Bounding box entries
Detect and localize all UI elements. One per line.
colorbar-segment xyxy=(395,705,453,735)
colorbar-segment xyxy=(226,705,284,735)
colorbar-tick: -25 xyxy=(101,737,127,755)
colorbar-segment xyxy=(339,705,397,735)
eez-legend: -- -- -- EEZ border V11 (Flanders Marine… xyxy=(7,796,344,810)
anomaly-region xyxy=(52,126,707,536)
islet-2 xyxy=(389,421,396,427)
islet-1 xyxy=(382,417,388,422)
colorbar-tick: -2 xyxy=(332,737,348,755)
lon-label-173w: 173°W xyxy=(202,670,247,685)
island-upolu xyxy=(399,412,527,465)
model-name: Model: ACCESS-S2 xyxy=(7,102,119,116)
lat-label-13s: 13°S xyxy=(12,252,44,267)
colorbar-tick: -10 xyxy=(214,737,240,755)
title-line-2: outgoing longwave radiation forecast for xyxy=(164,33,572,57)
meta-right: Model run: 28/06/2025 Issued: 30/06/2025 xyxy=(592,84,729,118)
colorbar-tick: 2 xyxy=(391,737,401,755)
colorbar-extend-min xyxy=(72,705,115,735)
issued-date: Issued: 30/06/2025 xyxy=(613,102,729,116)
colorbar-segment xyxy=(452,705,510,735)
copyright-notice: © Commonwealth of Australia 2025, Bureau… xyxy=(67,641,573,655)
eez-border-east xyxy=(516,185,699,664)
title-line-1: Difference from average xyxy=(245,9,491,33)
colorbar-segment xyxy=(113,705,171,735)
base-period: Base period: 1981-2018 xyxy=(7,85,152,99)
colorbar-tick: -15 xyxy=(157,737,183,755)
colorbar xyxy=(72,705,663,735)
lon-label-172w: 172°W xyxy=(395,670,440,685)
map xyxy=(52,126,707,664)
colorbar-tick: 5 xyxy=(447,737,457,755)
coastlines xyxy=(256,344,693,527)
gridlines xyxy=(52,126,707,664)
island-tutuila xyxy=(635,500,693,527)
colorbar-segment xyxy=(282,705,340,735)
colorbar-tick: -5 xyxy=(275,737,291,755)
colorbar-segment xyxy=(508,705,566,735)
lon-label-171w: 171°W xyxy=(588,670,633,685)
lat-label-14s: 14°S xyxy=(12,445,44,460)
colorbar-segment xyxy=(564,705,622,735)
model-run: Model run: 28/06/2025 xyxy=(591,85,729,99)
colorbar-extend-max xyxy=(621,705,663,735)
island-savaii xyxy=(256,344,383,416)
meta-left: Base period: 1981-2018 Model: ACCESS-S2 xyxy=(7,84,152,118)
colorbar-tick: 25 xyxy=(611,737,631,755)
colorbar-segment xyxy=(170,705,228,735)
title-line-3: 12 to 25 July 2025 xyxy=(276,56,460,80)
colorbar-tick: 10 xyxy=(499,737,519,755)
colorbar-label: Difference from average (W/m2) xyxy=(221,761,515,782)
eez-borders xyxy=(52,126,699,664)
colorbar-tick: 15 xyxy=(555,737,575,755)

Given problem. Copy the material word for word, from its first line through the line that contains "meta-right: Model run: 28/06/2025", including both of those lines.

Answer below.
Detect and localize all UI elements. One per line.
colorbar-segment xyxy=(395,705,453,735)
colorbar-segment xyxy=(226,705,284,735)
colorbar-tick: -25 xyxy=(101,737,127,755)
colorbar-segment xyxy=(339,705,397,735)
eez-legend: -- -- -- EEZ border V11 (Flanders Marine… xyxy=(7,796,344,810)
anomaly-region xyxy=(52,126,707,536)
islet-2 xyxy=(389,421,396,427)
islet-1 xyxy=(382,417,388,422)
colorbar-tick: -2 xyxy=(332,737,348,755)
lon-label-173w: 173°W xyxy=(202,670,247,685)
island-upolu xyxy=(399,412,527,465)
model-name: Model: ACCESS-S2 xyxy=(7,102,119,116)
lat-label-13s: 13°S xyxy=(12,252,44,267)
colorbar-tick: -10 xyxy=(214,737,240,755)
title-line-2: outgoing longwave radiation forecast for xyxy=(164,33,572,57)
meta-right: Model run: 28/06/2025 Issued: 30/06/2025 xyxy=(592,84,729,118)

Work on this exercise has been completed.